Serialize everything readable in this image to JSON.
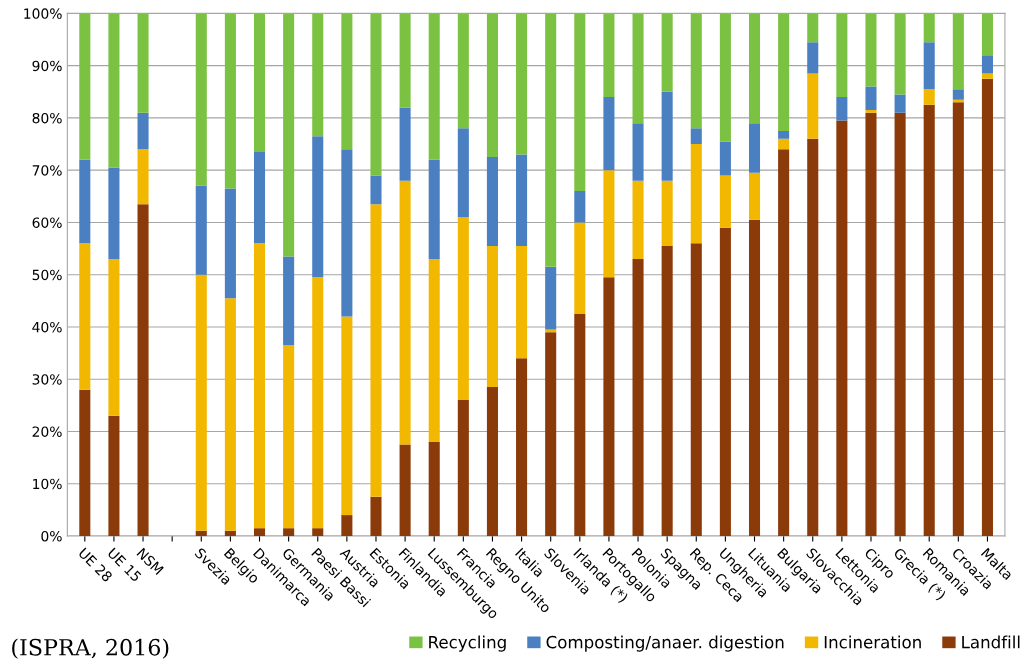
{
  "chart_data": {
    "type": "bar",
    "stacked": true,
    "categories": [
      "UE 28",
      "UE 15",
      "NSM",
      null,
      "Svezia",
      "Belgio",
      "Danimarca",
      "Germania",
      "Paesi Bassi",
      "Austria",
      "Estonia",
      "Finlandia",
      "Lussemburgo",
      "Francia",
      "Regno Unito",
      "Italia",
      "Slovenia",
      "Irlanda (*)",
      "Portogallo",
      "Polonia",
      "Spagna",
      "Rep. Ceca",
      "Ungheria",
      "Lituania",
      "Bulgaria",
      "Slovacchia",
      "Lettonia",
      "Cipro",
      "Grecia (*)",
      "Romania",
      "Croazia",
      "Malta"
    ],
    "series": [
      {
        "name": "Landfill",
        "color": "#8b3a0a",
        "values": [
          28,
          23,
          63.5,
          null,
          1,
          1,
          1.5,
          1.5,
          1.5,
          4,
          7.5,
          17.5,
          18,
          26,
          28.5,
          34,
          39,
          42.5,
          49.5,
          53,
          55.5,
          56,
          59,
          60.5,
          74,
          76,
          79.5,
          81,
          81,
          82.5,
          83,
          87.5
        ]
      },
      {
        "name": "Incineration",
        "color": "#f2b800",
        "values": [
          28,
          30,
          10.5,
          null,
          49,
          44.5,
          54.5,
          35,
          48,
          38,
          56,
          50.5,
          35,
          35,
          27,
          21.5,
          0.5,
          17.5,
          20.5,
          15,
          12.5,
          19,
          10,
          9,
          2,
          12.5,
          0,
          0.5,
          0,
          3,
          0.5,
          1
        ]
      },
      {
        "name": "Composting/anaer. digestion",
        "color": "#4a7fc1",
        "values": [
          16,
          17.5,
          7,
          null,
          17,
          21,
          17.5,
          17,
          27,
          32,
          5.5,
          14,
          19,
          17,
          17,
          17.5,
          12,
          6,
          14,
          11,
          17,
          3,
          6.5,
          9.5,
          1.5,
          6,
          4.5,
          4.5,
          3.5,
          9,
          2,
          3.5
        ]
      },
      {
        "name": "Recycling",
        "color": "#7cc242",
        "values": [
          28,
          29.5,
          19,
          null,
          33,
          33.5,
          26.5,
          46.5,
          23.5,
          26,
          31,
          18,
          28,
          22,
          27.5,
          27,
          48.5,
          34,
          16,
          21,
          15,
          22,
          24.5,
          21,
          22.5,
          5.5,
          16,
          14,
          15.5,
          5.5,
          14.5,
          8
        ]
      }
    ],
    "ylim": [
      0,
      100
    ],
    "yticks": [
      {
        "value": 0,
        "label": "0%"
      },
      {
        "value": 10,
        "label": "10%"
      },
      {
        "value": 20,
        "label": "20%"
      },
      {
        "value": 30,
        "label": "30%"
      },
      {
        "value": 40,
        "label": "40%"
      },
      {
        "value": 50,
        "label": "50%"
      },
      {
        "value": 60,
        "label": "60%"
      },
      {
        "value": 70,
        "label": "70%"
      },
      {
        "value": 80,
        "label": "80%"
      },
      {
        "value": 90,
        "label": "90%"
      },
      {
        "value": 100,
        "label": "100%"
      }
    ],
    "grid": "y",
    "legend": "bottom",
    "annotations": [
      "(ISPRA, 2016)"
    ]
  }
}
::::::::
The request> Each line that holds the word "name" should be extracted from the records.

Problem solution>
        "name": "Landfill",
        "name": "Incineration",
        "name": "Composting/anaer. digestion",
        "name": "Recycling",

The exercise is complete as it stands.